----- Records for the task -----

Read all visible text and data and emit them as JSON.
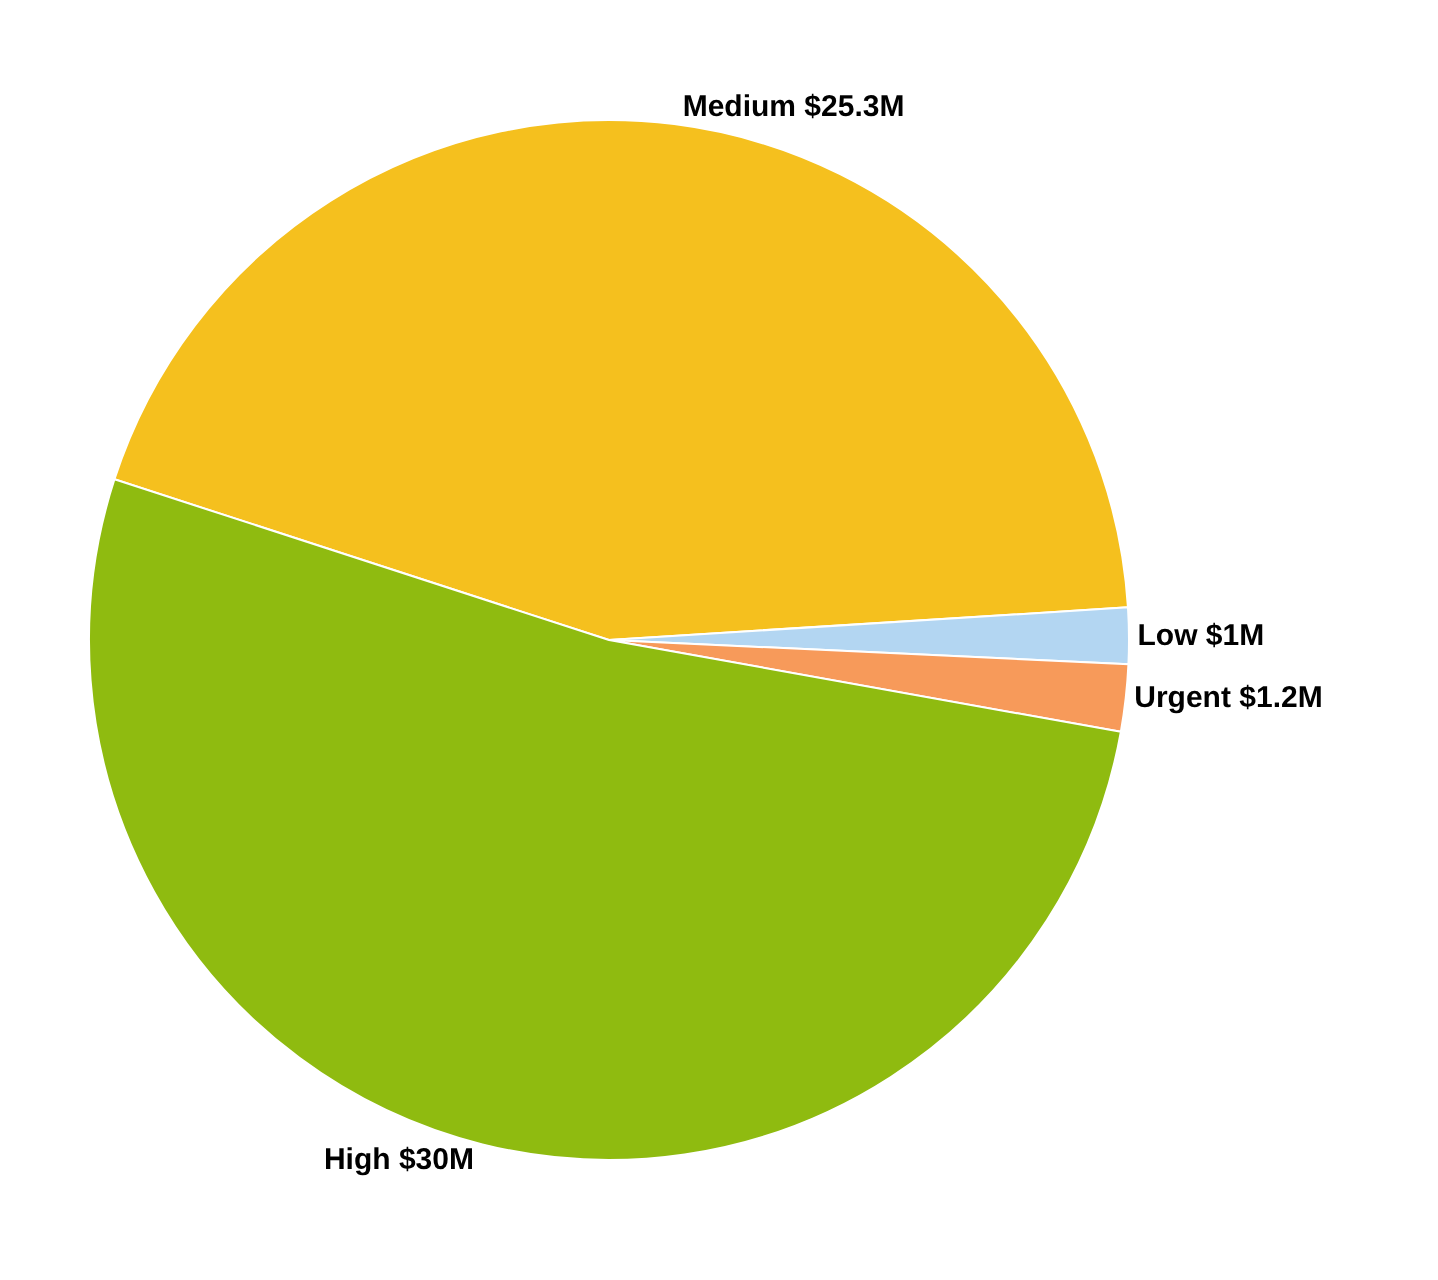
{
  "chart_data": {
    "type": "pie",
    "categories": [
      "Medium",
      "Low",
      "Urgent",
      "High"
    ],
    "values": [
      25.3,
      1,
      1.2,
      30
    ],
    "value_labels": [
      "$25.3M",
      "$1M",
      "$1.2M",
      "$30M"
    ],
    "colors": [
      "#f5c01e",
      "#b3d6f2",
      "#f79a5a",
      "#8fbb10"
    ],
    "legend": false
  }
}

-----

Written problem: Repeat every record above exactly, but leave out any pictures.

Right answer:
Read all visible text and data and emit them as JSON.
{
  "chart_data": {
    "type": "pie",
    "categories": [
      "Medium",
      "Low",
      "Urgent",
      "High"
    ],
    "values": [
      25.3,
      1,
      1.2,
      30
    ],
    "value_labels": [
      "$25.3M",
      "$1M",
      "$1.2M",
      "$30M"
    ],
    "colors": [
      "#f5c01e",
      "#b3d6f2",
      "#f79a5a",
      "#8fbb10"
    ],
    "legend": false
  }
}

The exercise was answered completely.